### Selected text

I have come late to this essay: (The Lesson of Grace in Teaching)[]. I found the following a shocking idea:

Your accomplishments are NOT what make you a worthy human being.

And then I find it shocking that I am shocked by this. But this is, sometimes, what academia does to you. For more about Prof Francis Su, see an interview with Quanta.

Probabilistic programming in Python

Later in the week I will give a talk to the Centre for Spatial Analysis & Policy group in Geography, at Leeds Uni. See the GitHub Repo for details.

I had a few aims:

  • Show that it’s very possible to perform standard statistical analysis in Python, using tools like pandas and statsmodels.
    • I prefer Python over R because, well, I know Python well, and I don’t know much R. But Python is a multipurpose programming language, and I like the flexibility to work in a “notebook” style, using tools like pandas, but also the ability to develop (and test, etc.) modules and packages.
    • I am also extremely sympathetic to the argument made by e.g. Richard McElreath in his book Statistical Rethinking:

      That is the reason that this book insists on working with the computational nuts and bolts… This requires knowing the statistical model in greater detail than is customary, and it requires doing the computations the hard way, at least until you are wise enough to use the push-button solutions.

      (See page 4). That is, maybe being forced to think about how to perform statistical analysis in a slightly more verbose environment is no bad thing.

    • I don’t want to get into an R vs Python argument; just to point out that you can use Python.
  • Another big aim was to evangelise about Bayesian methods. Or at least being explicit about statistical models, parameter fitting, and, if you must, what hypotheses you are actually testing. To my, self-taught, mind, a Bayesian approach is rather natural.
  • Finally, to have some discussion of Probabilistic Programming, here using pymc3. That is, the way we code with pymc3 is such that certain variables are actually random variables from which we typically later take samples from, using MCMC techniques.

######

To do:
1: Decide whether each statement agrees with the post. Answer yes or no for (a), (b) and (c), and quote the post's deciding words. (a) The talk will be given at Leeds Uni. (b) The writer knows R better than Python. (c) The talk covers probabilistic programming with pymc3.
2: Write out the post's wording from "Probabilistic programming in" up to and including "modules and packages.", without any change.
The material after this point comes from a separate source.

### Study material

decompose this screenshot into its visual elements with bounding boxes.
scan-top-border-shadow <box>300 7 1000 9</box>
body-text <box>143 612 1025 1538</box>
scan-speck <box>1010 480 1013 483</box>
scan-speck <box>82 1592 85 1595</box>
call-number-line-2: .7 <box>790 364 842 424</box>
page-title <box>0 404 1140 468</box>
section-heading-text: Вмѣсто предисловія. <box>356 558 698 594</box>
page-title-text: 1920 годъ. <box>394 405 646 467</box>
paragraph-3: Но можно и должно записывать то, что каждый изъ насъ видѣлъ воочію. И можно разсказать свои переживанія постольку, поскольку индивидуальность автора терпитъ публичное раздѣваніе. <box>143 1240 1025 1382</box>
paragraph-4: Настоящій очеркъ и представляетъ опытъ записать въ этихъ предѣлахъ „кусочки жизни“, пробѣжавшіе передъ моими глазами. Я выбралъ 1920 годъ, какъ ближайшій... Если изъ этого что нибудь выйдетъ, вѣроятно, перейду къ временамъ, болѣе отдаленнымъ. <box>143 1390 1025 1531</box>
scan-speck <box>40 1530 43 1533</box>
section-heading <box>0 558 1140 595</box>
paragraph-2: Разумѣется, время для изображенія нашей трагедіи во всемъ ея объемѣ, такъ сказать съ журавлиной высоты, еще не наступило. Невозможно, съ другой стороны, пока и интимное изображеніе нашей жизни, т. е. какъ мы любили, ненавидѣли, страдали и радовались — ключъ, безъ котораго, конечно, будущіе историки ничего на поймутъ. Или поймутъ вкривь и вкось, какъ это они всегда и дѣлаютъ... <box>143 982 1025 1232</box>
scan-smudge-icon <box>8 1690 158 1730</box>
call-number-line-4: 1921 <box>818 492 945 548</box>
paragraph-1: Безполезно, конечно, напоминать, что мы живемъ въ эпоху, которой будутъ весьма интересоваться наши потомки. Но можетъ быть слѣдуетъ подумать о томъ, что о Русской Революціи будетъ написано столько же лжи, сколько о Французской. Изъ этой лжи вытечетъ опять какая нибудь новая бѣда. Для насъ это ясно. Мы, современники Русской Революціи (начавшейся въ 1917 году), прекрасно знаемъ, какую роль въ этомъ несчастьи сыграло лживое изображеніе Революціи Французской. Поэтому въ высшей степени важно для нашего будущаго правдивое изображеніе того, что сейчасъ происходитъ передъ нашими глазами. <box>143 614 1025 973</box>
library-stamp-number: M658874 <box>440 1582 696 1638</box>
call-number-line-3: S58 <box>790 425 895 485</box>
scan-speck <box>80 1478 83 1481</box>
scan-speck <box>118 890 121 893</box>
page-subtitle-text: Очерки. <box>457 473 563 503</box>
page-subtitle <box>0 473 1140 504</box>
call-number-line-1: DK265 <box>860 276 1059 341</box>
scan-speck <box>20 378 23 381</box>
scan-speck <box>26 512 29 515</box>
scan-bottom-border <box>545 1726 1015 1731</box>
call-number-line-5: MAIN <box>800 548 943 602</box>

######

Results of the tasks:
1:
(a) Yes: "Later in the week I will give a talk to the Centre for Spatial Analysis & Policy group in Geography, at Leeds Uni."
(b) No: "I know Python well, and I don’t know much R."
(c) Yes: "Finally, to have some discussion of Probabilistic Programming, here using pymc3."

2:
Probabilistic programming in Python

Later in the week I will give a talk to the Centre for Spatial Analysis & Policy group in Geography, at Leeds Uni. See the GitHub Repo for details.

I had a few aims:

  • Show that it’s very possible to perform standard statistical analysis in Python, using tools like pandas and statsmodels.
    • I prefer Python over R because, well, I know Python well, and I don’t know much R. But Python is a multipurpose programming language, and I like the flexibility to work in a “notebook” style, using tools like pandas, but also the ability to develop (and test, etc.) modules and packages.